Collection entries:
+===+

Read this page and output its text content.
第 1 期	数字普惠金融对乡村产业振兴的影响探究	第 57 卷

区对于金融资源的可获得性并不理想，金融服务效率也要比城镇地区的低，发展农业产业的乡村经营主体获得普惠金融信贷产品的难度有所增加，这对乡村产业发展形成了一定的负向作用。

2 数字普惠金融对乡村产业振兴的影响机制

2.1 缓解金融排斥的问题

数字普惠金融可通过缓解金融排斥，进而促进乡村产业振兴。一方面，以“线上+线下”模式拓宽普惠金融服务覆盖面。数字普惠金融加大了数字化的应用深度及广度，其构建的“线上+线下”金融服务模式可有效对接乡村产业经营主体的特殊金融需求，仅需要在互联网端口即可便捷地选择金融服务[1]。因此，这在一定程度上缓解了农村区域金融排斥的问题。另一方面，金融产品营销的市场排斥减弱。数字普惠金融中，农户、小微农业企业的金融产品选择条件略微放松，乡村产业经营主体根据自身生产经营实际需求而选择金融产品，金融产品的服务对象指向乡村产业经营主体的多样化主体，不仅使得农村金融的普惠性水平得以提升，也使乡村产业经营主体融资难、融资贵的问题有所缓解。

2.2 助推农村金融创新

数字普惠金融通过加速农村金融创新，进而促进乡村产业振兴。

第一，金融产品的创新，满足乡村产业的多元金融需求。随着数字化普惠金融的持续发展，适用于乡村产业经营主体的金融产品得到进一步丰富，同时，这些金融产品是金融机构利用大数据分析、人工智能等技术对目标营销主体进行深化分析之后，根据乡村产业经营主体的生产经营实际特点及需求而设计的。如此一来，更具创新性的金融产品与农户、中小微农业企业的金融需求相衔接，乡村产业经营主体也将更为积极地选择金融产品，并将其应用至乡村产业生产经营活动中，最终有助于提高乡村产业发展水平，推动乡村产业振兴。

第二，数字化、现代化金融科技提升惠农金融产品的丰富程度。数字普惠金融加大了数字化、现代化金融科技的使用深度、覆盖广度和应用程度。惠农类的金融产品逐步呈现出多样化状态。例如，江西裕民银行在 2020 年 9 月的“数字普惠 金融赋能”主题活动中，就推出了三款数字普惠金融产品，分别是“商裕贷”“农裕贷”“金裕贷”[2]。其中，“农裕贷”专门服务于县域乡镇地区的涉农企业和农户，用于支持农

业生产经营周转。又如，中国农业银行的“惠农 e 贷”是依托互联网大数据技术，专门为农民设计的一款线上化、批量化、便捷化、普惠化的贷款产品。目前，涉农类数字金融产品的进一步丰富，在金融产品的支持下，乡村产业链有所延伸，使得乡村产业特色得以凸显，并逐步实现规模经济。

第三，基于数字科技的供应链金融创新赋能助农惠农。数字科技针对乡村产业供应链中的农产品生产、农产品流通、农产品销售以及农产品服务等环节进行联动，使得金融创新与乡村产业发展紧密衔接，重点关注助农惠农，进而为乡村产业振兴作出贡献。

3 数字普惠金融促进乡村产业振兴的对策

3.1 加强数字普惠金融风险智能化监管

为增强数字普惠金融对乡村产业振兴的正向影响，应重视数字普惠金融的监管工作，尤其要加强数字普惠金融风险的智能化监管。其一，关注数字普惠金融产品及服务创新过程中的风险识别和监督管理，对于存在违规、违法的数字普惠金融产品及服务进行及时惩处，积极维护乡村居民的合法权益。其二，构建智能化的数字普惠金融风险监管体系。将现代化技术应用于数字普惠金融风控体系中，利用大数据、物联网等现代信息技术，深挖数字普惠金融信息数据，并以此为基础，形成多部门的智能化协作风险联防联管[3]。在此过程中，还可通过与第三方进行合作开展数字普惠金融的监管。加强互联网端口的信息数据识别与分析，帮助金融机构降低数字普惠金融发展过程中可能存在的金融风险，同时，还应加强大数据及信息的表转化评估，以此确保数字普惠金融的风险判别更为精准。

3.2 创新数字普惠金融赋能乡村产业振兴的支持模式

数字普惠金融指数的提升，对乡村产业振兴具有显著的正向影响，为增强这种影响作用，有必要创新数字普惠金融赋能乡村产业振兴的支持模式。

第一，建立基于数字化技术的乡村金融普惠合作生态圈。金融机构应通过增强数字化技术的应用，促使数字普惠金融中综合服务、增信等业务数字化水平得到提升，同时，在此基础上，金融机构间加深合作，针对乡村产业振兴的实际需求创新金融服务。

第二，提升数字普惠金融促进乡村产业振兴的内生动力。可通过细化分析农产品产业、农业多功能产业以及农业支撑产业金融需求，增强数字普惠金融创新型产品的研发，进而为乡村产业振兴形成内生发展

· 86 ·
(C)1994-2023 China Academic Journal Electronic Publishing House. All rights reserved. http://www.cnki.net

+===+

Given task:
Gather and return every line that holds the string "进而促进乡村产业振兴".

Task solution:
数字普惠金融可通过缓解金融排斥，进而促进乡村产业振兴。一方面，以“线上+线下”模式拓宽普惠金融服务覆盖面。数字普惠金融加大了数字化的应用深度及广度，其构建的“线上+线下”金融服务模式可有效对接乡村产业经营主体的特殊金融需求，仅需要在互联网端口即可便捷地选择金融服务[1]。因此，这在一定程度上缓解了农村区域金融排斥的问题。另一方面，金融产品营销的市场排斥减弱。数字普惠金融中，农户、小微农业企业的金融产品选择条件略微放松，乡村产业经营主体根据自身生产经营实际需求而选择金融产品，金融产品的服务对象指向乡村产业经营主体的多样化主体，不仅使得农村金融的普惠性水平得以提升，也使乡村产业经营主体融资难、融资贵的问题有所缓解。
数字普惠金融通过加速农村金融创新，进而促进乡村产业振兴。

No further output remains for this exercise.